QUOTED TEXT -
==============================
The present invention relates to a fracturing method for providing fractures in a formation downhole for optimising hydro-carbon production, such as gas or shale gas production, in a well having a well tubular metal structure comprising several self-closing flow assemblies, each self-closing flow assembly comprising a sleeve which is movable along a longitudinal axis of the well tubular metal structure for opening or closing a port in the well tubular metal structure. The method comprises providing fracturing fluid derived from in situ hydro-carbons; submerging an activation device into the well tubular metal structure; pressurising the well tubular metal structure by means of the fracturing fluid derived from in situ hydro-carbons for moving the activation device towards a first self-closing flow assembly; engaging the sleeve of the first self-closing flow assembly by means of the activation device; further pressurising the well tubular metal structure by means of the fracturing fluid derived from in situ hydro-carbons for moving the sleeve of the first self-closing flow assembly and thereby opening the port; injecting the fracturing fluid derived from in situ hydr-carbons through the port of the first self-closing flow assembly for providing fractures in the formation; decreasing a pressure of the fracturing fluid by 0.5-20% for releasing the activation device from the first self-closing flow assembly, thereby closing the port; and moving the activation device by means of pressurised fracturing fluid for engaging a second self-closing flow assembly.

Claims

exact text as granted — not AI-modified
The invention claimed is: 
     
       1. A fracturing method for providing fractures in a formation downhole for optimising hydro-carbon production of a gas in a well having a well tubular metal structure comprising several self-closing flow assemblies, each self-closing flow assembly comprising a sleeve which is movable along a longitudinal axis of the well tubular metal structure for opening or closing a port in the well tubular metal structure, the method comprising:
 providing fracturing fluid derived from in situ hydro-carbons already present in and produced from the reservoir, 
 submerging an activation device having a sleeve engagement portion into the well tubular metal structure, 
 pressurising the well tubular metal structure by means of the fracturing fluid derived from in situ hydro-carbons for moving the activation device towards a first self-closing flow assembly, 
 engaging the sleeve of the first self-closing flow assembly by means of the sleeve engagement portion of the activation device, 
 further pressurising the well tubular metal structure by means of the fracturing fluid derived from in situ hydro-carbons for moving the sleeve of the first self-closing flow assembly and thereby opening the port, 
 injecting the fracturing fluid derived from in situ hydro-carbons through the port of the first self-closing flow assembly for providing fractures in the formation, 
 decreasing a pressure of the fracturing fluid by 0.5-20% for releasing the activation device from the first self-closing flow assembly, thereby closing the port and reducing the amount of fracturing fluid that leaves the well when the pressure is released, and 
 moving the activation device by means of pressurised fracturing fluid for engaging a second self-closing flow assembly, and 
 wherein the fracturing fluid does not include any fluids that are not already present in the reservoir. 
 
     
     
       2. The fracturing method according to  claim 1 , comprising:
 storing a part of the fracturing fluid which is in excess during depressurising for releasing the activation device for moving the activation device between two self-closing flow assemblies, and 
 reusing the stored part of fracturing fluid during pressurising the well tubular metal structure again. 
 
     
     
       3. The fracturing method according to  claim 1 , wherein the activation device engages the sleeve of the self-closing flow assembly by projecting a projection of the sleeve engagement portion.
==============================
DATA EXCERPT -
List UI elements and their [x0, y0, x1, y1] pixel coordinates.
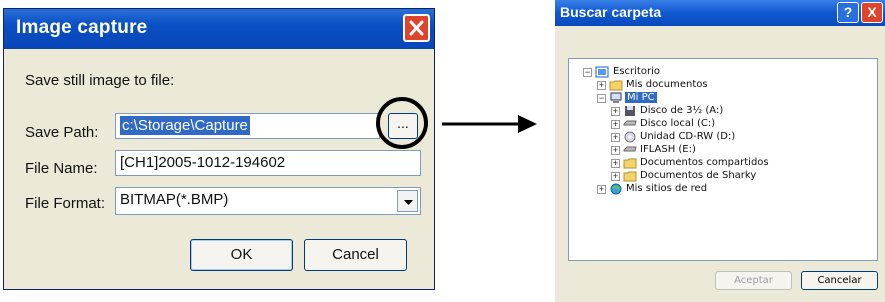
==============================
WHAT YOU WILL DO -
Transcribe the fracturing method text above word for word, from "3. The fracturing" up to and including "sleeve engagement portion.".

SOLUTION -
3. The fracturing method according to  claim 1 , wherein the activation device engages the sleeve of the self-closing flow assembly by projecting a projection of the sleeve engagement portion.